→ **Data for processing**
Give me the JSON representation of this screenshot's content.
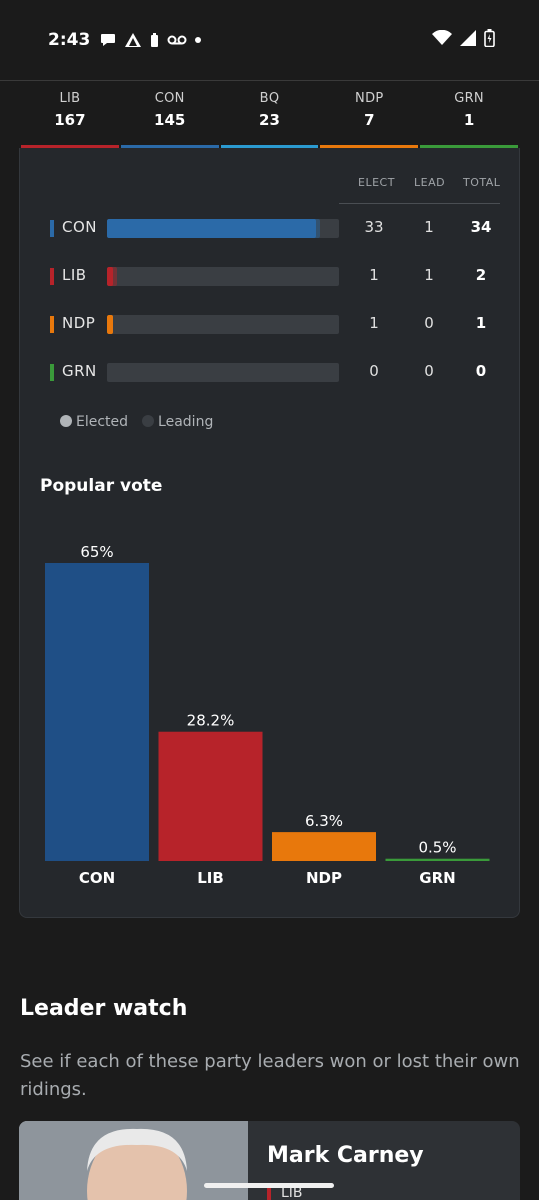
{
  "status_bar": {
    "time": "2:43",
    "icons": [
      "chat-icon",
      "triangle-icon",
      "battery-small-icon",
      "voicemail-icon",
      "dot-icon"
    ],
    "right_icons": [
      "wifi-icon",
      "signal-icon",
      "battery-icon"
    ]
  },
  "seat_tally": [
    {
      "party": "LIB",
      "seats": "167",
      "color": "#b7232a"
    },
    {
      "party": "CON",
      "seats": "145",
      "color": "#2b6aa8"
    },
    {
      "party": "BQ",
      "seats": "23",
      "color": "#2b9ad0"
    },
    {
      "party": "NDP",
      "seats": "7",
      "color": "#e8780c"
    },
    {
      "party": "GRN",
      "seats": "1",
      "color": "#3a9a3a"
    }
  ],
  "results_table": {
    "headers": {
      "elect": "ELECT",
      "lead": "LEAD",
      "total": "TOTAL"
    },
    "rows": [
      {
        "party": "CON",
        "elect": "33",
        "lead": "1",
        "total": "34",
        "color": "#2b6aa8",
        "elect_share": 0.9,
        "lead_share": 0.018
      },
      {
        "party": "LIB",
        "elect": "1",
        "lead": "1",
        "total": "2",
        "color": "#b7232a",
        "elect_share": 0.027,
        "lead_share": 0.018
      },
      {
        "party": "NDP",
        "elect": "1",
        "lead": "0",
        "total": "1",
        "color": "#e8780c",
        "elect_share": 0.027,
        "lead_share": 0
      },
      {
        "party": "GRN",
        "elect": "0",
        "lead": "0",
        "total": "0",
        "color": "#3a9a3a",
        "elect_share": 0,
        "lead_share": 0
      }
    ]
  },
  "legend": {
    "elected": "Elected",
    "leading": "Leading"
  },
  "popular_vote": {
    "title": "Popular vote"
  },
  "chart_data": {
    "type": "bar",
    "categories": [
      "CON",
      "LIB",
      "NDP",
      "GRN"
    ],
    "values": [
      65,
      28.2,
      6.3,
      0.5
    ],
    "labels": [
      "65%",
      "28.2%",
      "6.3%",
      "0.5%"
    ],
    "colors": [
      "#1f4f86",
      "#b7232a",
      "#e8780c",
      "#3a9a3a"
    ],
    "ylim": [
      0,
      65
    ],
    "grid": false
  },
  "leader_watch": {
    "title": "Leader watch",
    "description": "See if each of these party leaders won or lost their own ridings.",
    "leader": {
      "name": "Mark Carney",
      "party": "LIB"
    }
  }
}
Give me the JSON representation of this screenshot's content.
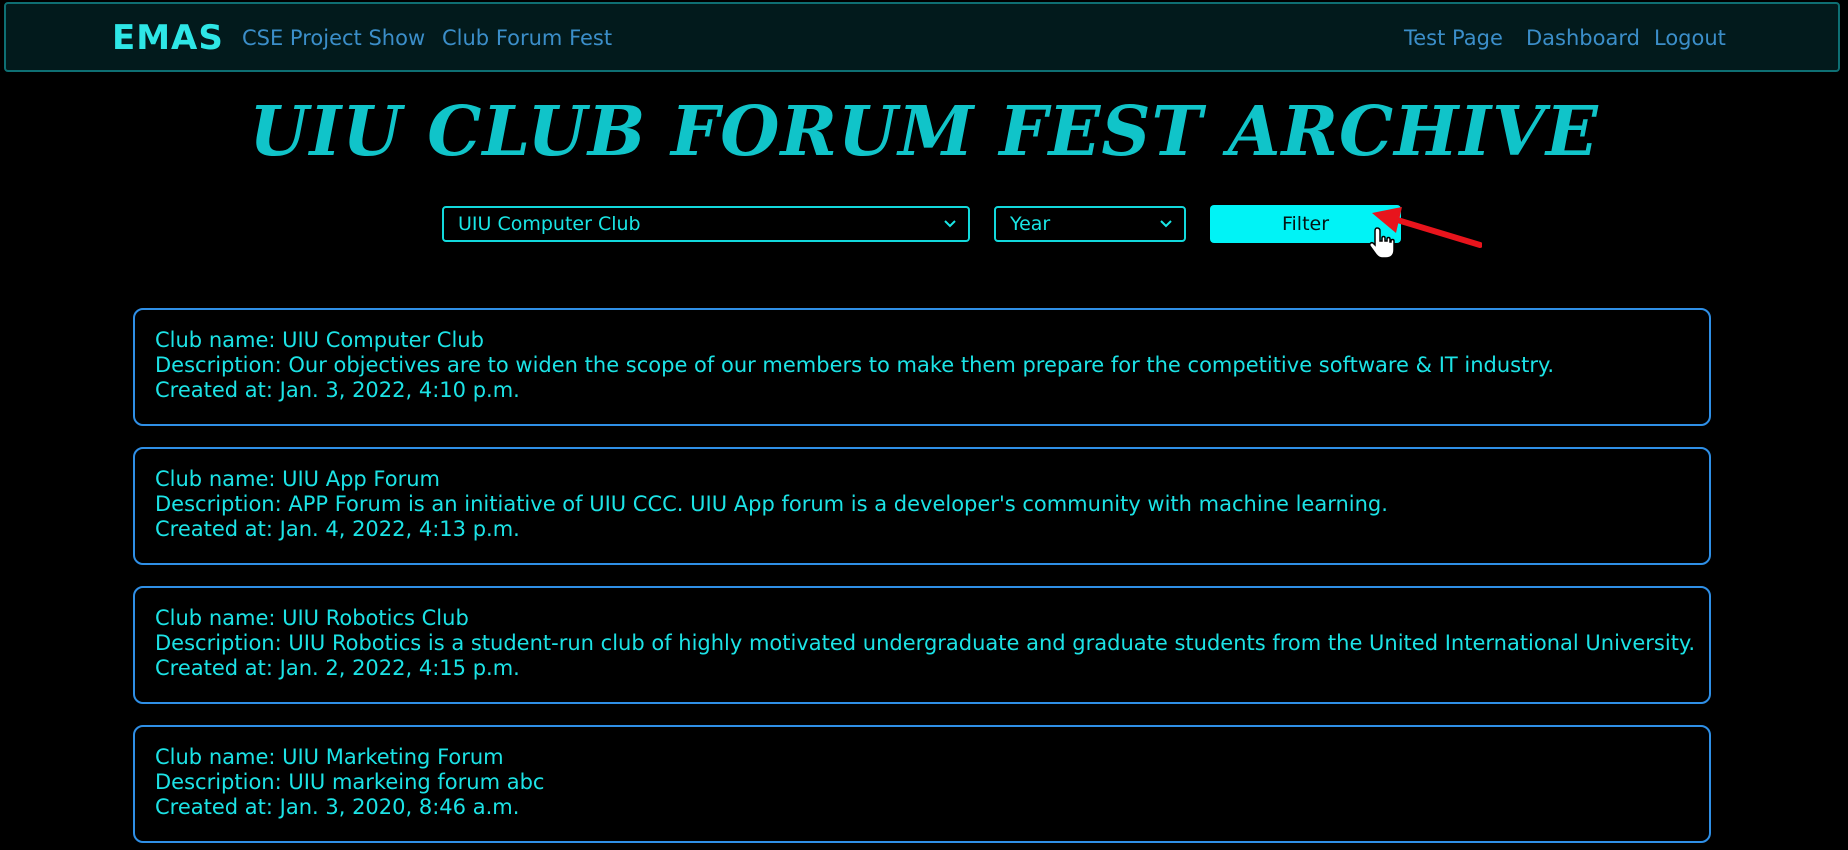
{
  "navbar": {
    "brand": "EMAS",
    "left_links": [
      "CSE Project Show",
      "Club Forum Fest"
    ],
    "right_links": [
      "Test Page",
      "Dashboard",
      "Logout"
    ]
  },
  "page_title": "UIU CLUB FORUM FEST ARCHIVE",
  "filters": {
    "club_select_value": "UIU Computer Club",
    "year_select_value": "Year",
    "filter_button": "Filter"
  },
  "clubs": [
    {
      "name_line": "Club name: UIU Computer Club",
      "description_line": "Description: Our objectives are to widen the scope of our members to make them prepare for the competitive software & IT industry.",
      "created_line": "Created at: Jan. 3, 2022, 4:10 p.m."
    },
    {
      "name_line": "Club name: UIU App Forum",
      "description_line": "Description: APP Forum is an initiative of UIU CCC. UIU App forum is a developer's community with machine learning.",
      "created_line": "Created at: Jan. 4, 2022, 4:13 p.m."
    },
    {
      "name_line": "Club name: UIU Robotics Club",
      "description_line": "Description: UIU Robotics is a student-run club of highly motivated undergraduate and graduate students from the United International University.",
      "created_line": "Created at: Jan. 2, 2022, 4:15 p.m."
    },
    {
      "name_line": "Club name: UIU Marketing Forum",
      "description_line": "Description: UIU markeing forum abc",
      "created_line": "Created at: Jan. 3, 2020, 8:46 a.m."
    }
  ],
  "colors": {
    "background": "#000000",
    "accent_cyan": "#00f3f6",
    "card_border": "#2f8fe6",
    "nav_link": "#3b8ec9",
    "annotation_arrow": "#e8141c"
  },
  "icons": {
    "select_chevron": "chevron-down-icon",
    "mouse_cursor": "hand-pointer-icon",
    "annotation": "red-arrow-icon"
  }
}
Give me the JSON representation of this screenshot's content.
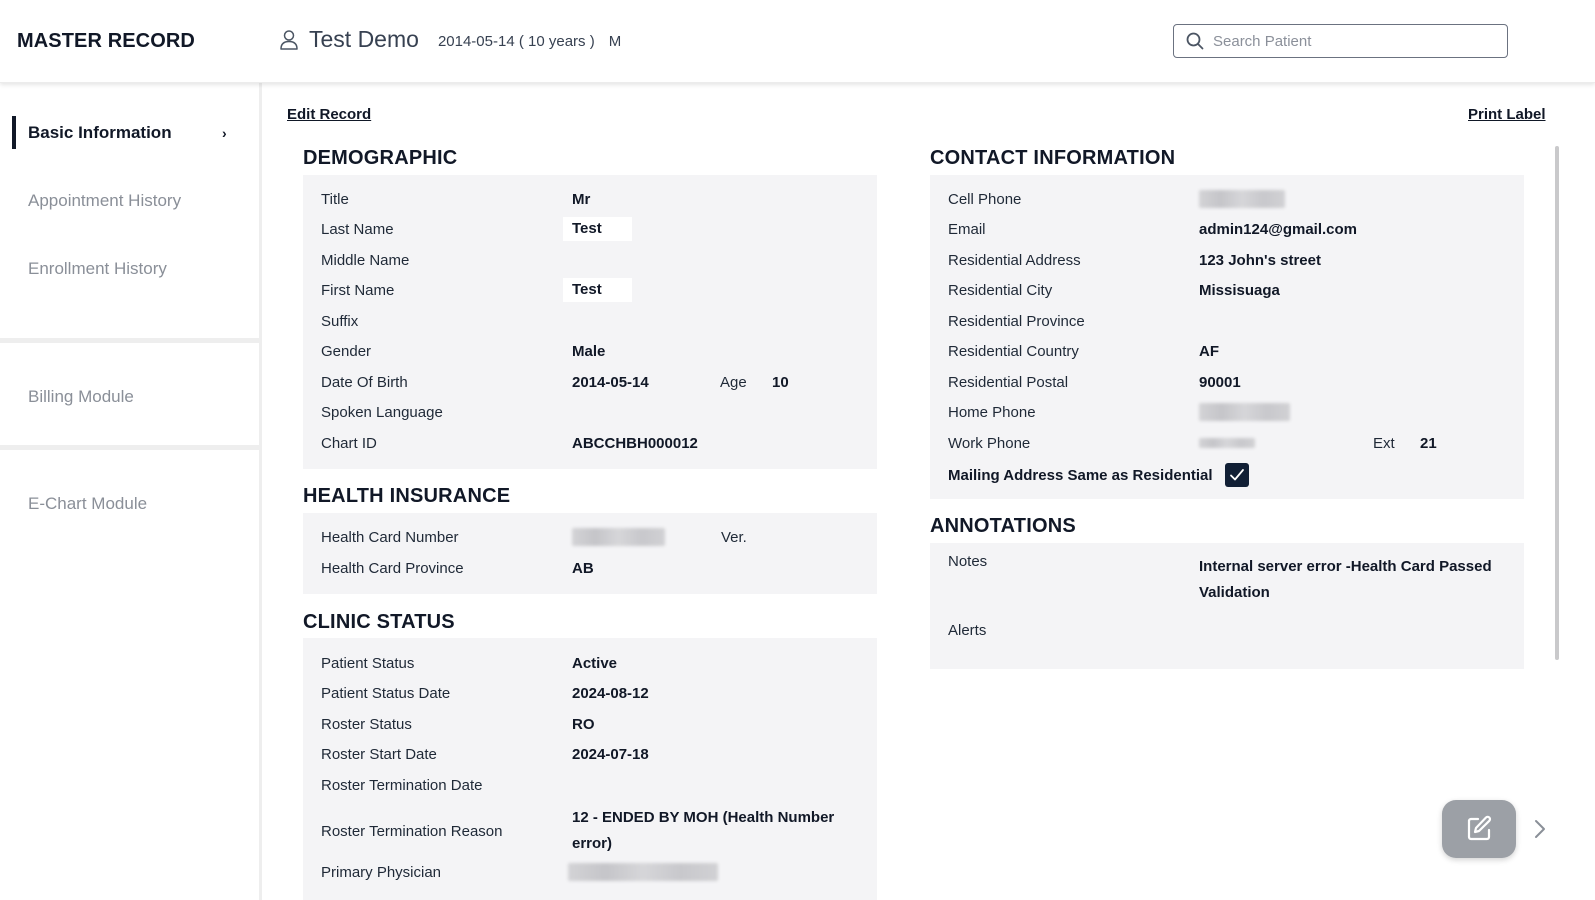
{
  "header": {
    "app_title": "MASTER RECORD",
    "patient_name": "Test Demo",
    "patient_dob_age": "2014-05-14 ( 10 years )",
    "patient_sex": "M",
    "search_placeholder": "Search Patient",
    "search_value": ""
  },
  "sidebar": {
    "items": [
      {
        "label": "Basic Information",
        "active": true
      },
      {
        "label": "Appointment History",
        "active": false
      },
      {
        "label": "Enrollment History",
        "active": false
      },
      {
        "label": "Billing Module",
        "active": false
      },
      {
        "label": "E-Chart Module",
        "active": false
      }
    ],
    "active_chevron": "›"
  },
  "actions": {
    "edit_record": "Edit Record",
    "print_label": "Print Label"
  },
  "demographic": {
    "title": "DEMOGRAPHIC",
    "rows": [
      {
        "label": "Title",
        "value": "Mr"
      },
      {
        "label": "Last Name",
        "value": "Test"
      },
      {
        "label": "Middle Name",
        "value": ""
      },
      {
        "label": "First Name",
        "value": "Test"
      },
      {
        "label": "Suffix",
        "value": ""
      },
      {
        "label": "Gender",
        "value": "Male"
      },
      {
        "label": "Date Of Birth",
        "value": "2014-05-14"
      },
      {
        "label": "Spoken Language",
        "value": ""
      },
      {
        "label": "Chart ID",
        "value": "ABCCHBH000012"
      }
    ],
    "age_label": "Age",
    "age_value": "10"
  },
  "health_insurance": {
    "title": "HEALTH INSURANCE",
    "rows": [
      {
        "label": "Health Card Number",
        "value": "[redacted]"
      },
      {
        "label": "Health Card Province",
        "value": "AB"
      }
    ],
    "version_label": "Ver.",
    "version_value": ""
  },
  "clinic_status": {
    "title": "CLINIC STATUS",
    "rows": [
      {
        "label": "Patient Status",
        "value": "Active"
      },
      {
        "label": "Patient Status Date",
        "value": "2024-08-12"
      },
      {
        "label": "Roster Status",
        "value": "RO"
      },
      {
        "label": "Roster Start Date",
        "value": "2024-07-18"
      },
      {
        "label": "Roster Termination Date",
        "value": ""
      },
      {
        "label": "Roster Termination Reason",
        "value_line1": "12 - ENDED BY MOH (Health Number",
        "value_line2": "error)"
      },
      {
        "label": "Primary Physician",
        "value": "[redacted]"
      }
    ]
  },
  "contact": {
    "title": "CONTACT INFORMATION",
    "rows": [
      {
        "label": "Cell Phone",
        "value": "[redacted]"
      },
      {
        "label": "Email",
        "value": "admin124@gmail.com"
      },
      {
        "label": "Residential Address",
        "value": "123 John's street"
      },
      {
        "label": "Residential City",
        "value": "Missisuaga"
      },
      {
        "label": "Residential Province",
        "value": ""
      },
      {
        "label": "Residential Country",
        "value": "AF"
      },
      {
        "label": "Residential Postal",
        "value": "90001"
      },
      {
        "label": "Home Phone",
        "value": "[redacted]"
      },
      {
        "label": "Work Phone",
        "value": "[redacted]"
      }
    ],
    "ext_label": "Ext",
    "ext_value": "21",
    "mailing_same_label": "Mailing Address Same as Residential",
    "mailing_same_checked": true
  },
  "annotations": {
    "title": "ANNOTATIONS",
    "notes_label": "Notes",
    "notes_line1": "Internal server error -Health Card Passed",
    "notes_line2": "Validation",
    "alerts_label": "Alerts",
    "alerts_value": ""
  },
  "icons": {
    "user": "user-icon",
    "search": "search-icon",
    "chevron_right": "chevron-right-icon",
    "check": "check-icon",
    "edit": "edit-icon"
  },
  "colors": {
    "primary_dark": "#111827",
    "panel_bg": "#f4f4f6",
    "muted_text": "#8a8f98",
    "fab_bg": "#9ca0a6"
  }
}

→ **Aim of the exercise**
Say how many lines in the records hold the string "Date", and say nothing else.

→ **Exercise response**
4